WORK TO BE COMPLETED: Make an exact transcription of the material, leaving out all images.

RECORDS FOR THE EXERCISE:

★ ★ ★ ★ ★

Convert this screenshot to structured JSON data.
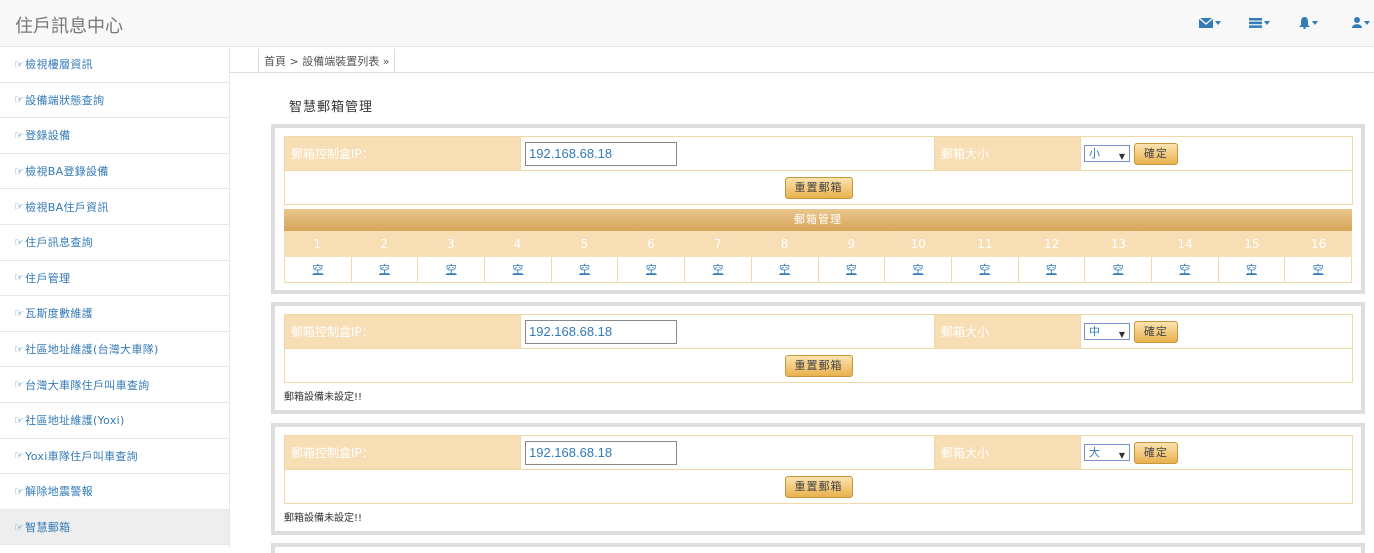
{
  "app": {
    "title": "住戶訊息中心"
  },
  "sidebar": {
    "items": [
      {
        "label": "檢視樓層資訊"
      },
      {
        "label": "設備端狀態查詢"
      },
      {
        "label": "登錄設備"
      },
      {
        "label": "檢視BA登錄設備"
      },
      {
        "label": "檢視BA住戶資訊"
      },
      {
        "label": "住戶訊息查詢"
      },
      {
        "label": "住戶管理"
      },
      {
        "label": "瓦斯度數維護"
      },
      {
        "label": "社區地址維護(台灣大車隊)"
      },
      {
        "label": "台灣大車隊住戶叫車查詢"
      },
      {
        "label": "社區地址維護(Yoxi)"
      },
      {
        "label": "Yoxi車隊住戶叫車查詢"
      },
      {
        "label": "解除地震警報"
      },
      {
        "label": "智慧郵箱"
      }
    ],
    "hand_glyph": "☞"
  },
  "breadcrumb": {
    "text": "首頁 > 設備端裝置列表 »"
  },
  "page_title": "智慧郵箱管理",
  "panels": [
    {
      "ip_label": "郵箱控制盒IP：",
      "ip_value": "192.168.68.18",
      "size_label": "郵箱大小",
      "size_value": "小",
      "confirm_label": "確定",
      "reset_label": "重置郵箱",
      "mgmt_title": "郵箱管理",
      "slot_numbers": [
        "1",
        "2",
        "3",
        "4",
        "5",
        "6",
        "7",
        "8",
        "9",
        "10",
        "11",
        "12",
        "13",
        "14",
        "15",
        "16"
      ],
      "slot_status": "空"
    },
    {
      "ip_label": "郵箱控制盒IP：",
      "ip_value": "192.168.68.18",
      "size_label": "郵箱大小",
      "size_value": "中",
      "confirm_label": "確定",
      "reset_label": "重置郵箱",
      "note": "郵箱設備未設定!!"
    },
    {
      "ip_label": "郵箱控制盒IP：",
      "ip_value": "192.168.68.18",
      "size_label": "郵箱大小",
      "size_value": "大",
      "confirm_label": "確定",
      "reset_label": "重置郵箱",
      "note": "郵箱設備未設定!!"
    }
  ],
  "colors": {
    "accent": "#337ab7",
    "header_tan": "#f7deb5",
    "border": "#dddddd"
  },
  "icons": [
    "envelope-icon",
    "tasks-icon",
    "bell-icon",
    "user-icon"
  ]
}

★ ★ ★ ★ ★

EXERCISE ANSWER:
Convert this screenshot to structured JSON data.
{
  "app": {
    "title": "住戶訊息中心"
  },
  "sidebar": {
    "items": [
      {
        "label": "檢視樓層資訊"
      },
      {
        "label": "設備端狀態查詢"
      },
      {
        "label": "登錄設備"
      },
      {
        "label": "檢視BA登錄設備"
      },
      {
        "label": "檢視BA住戶資訊"
      },
      {
        "label": "住戶訊息查詢"
      },
      {
        "label": "住戶管理"
      },
      {
        "label": "瓦斯度數維護"
      },
      {
        "label": "社區地址維護(台灣大車隊)"
      },
      {
        "label": "台灣大車隊住戶叫車查詢"
      },
      {
        "label": "社區地址維護(Yoxi)"
      },
      {
        "label": "Yoxi車隊住戶叫車查詢"
      },
      {
        "label": "解除地震警報"
      },
      {
        "label": "智慧郵箱"
      }
    ],
    "hand_glyph": "☞"
  },
  "breadcrumb": {
    "text": "首頁 > 設備端裝置列表 »"
  },
  "page_title": "智慧郵箱管理",
  "panels": [
    {
      "ip_label": "郵箱控制盒IP：",
      "ip_value": "192.168.68.18",
      "size_label": "郵箱大小",
      "size_value": "小",
      "confirm_label": "確定",
      "reset_label": "重置郵箱",
      "mgmt_title": "郵箱管理",
      "slot_numbers": [
        "1",
        "2",
        "3",
        "4",
        "5",
        "6",
        "7",
        "8",
        "9",
        "10",
        "11",
        "12",
        "13",
        "14",
        "15",
        "16"
      ],
      "slot_status": "空"
    },
    {
      "ip_label": "郵箱控制盒IP：",
      "ip_value": "192.168.68.18",
      "size_label": "郵箱大小",
      "size_value": "中",
      "confirm_label": "確定",
      "reset_label": "重置郵箱",
      "note": "郵箱設備未設定!!"
    },
    {
      "ip_label": "郵箱控制盒IP：",
      "ip_value": "192.168.68.18",
      "size_label": "郵箱大小",
      "size_value": "大",
      "confirm_label": "確定",
      "reset_label": "重置郵箱",
      "note": "郵箱設備未設定!!"
    }
  ],
  "colors": {
    "accent": "#337ab7",
    "header_tan": "#f7deb5",
    "border": "#dddddd"
  },
  "icons": [
    "envelope-icon",
    "tasks-icon",
    "bell-icon",
    "user-icon"
  ]
}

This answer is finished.